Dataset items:
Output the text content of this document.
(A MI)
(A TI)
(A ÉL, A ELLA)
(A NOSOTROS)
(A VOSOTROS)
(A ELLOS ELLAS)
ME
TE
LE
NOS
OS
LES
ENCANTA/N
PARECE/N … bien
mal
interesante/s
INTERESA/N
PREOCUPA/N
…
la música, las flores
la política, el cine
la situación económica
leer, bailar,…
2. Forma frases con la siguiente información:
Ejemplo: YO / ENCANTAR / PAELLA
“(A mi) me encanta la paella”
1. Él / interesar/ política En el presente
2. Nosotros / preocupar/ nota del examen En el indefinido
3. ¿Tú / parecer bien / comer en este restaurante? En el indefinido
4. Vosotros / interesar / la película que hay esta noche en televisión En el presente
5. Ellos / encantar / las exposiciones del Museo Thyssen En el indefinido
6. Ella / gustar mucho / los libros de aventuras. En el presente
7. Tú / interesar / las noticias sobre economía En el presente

Work instructions:
Copy in full each line that holds the word "interesar".

Worked answer:
1. Él / interesar/ política En el presente
4. Vosotros / interesar / la película que hay esta noche en televisión En el presente
7. Tú / interesar / las noticias sobre economía En el presente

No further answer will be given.